● TASK DESCRIPTION: Go through the records line by line and work out how many lines hold the word "driver". Answer with the number only.

● DATA FOR THIS TASK:
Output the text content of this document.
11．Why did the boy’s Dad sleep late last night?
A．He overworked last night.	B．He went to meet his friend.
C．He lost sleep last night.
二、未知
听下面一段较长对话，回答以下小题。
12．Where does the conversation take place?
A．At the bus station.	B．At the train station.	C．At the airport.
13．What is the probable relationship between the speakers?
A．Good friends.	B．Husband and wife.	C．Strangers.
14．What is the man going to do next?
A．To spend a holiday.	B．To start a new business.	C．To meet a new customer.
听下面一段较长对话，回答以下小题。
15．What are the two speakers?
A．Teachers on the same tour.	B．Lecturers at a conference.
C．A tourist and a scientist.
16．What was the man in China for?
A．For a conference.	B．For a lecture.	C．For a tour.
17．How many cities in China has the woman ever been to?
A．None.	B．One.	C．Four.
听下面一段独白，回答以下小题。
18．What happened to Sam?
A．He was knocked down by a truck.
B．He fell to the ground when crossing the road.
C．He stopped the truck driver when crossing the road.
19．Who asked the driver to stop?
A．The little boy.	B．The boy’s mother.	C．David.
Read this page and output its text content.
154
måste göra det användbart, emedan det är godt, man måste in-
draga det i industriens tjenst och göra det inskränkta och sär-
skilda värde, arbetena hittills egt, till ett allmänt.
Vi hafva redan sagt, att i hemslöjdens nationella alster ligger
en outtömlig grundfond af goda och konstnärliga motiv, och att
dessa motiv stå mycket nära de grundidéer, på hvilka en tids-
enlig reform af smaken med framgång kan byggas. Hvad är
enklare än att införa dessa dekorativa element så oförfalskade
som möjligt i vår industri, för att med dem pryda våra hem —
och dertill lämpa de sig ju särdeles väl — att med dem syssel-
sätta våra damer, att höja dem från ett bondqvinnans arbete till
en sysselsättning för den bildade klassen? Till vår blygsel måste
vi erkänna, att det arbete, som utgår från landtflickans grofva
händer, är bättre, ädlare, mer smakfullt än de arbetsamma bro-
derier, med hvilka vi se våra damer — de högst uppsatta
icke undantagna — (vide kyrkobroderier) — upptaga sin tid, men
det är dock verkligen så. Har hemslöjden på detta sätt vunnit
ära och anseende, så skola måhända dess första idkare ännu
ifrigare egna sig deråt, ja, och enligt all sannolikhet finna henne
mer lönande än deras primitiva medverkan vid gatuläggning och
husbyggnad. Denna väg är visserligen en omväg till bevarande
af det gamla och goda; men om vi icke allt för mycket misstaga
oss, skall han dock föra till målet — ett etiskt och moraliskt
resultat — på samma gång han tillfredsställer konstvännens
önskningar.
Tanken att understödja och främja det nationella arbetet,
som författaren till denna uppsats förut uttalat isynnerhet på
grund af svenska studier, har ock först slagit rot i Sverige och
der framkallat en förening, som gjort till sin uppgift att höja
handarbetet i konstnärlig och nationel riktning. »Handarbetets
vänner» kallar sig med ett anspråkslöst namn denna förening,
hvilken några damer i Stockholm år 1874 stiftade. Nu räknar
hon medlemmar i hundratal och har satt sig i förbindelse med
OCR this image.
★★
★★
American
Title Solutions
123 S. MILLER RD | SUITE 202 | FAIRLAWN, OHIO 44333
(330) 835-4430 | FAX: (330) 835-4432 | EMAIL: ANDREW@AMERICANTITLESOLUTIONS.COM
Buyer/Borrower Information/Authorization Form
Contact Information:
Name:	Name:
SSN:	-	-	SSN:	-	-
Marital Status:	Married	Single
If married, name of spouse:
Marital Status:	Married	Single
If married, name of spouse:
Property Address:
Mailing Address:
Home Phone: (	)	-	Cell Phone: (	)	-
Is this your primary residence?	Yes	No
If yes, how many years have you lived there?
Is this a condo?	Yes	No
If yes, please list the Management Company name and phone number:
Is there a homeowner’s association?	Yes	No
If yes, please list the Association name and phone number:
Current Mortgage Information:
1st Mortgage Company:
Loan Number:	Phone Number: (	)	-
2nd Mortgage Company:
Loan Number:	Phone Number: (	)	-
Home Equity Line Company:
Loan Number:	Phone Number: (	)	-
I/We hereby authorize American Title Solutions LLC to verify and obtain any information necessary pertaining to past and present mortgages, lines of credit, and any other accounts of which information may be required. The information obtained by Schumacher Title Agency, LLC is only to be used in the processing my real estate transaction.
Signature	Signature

● EXPECTED ANSWER: 2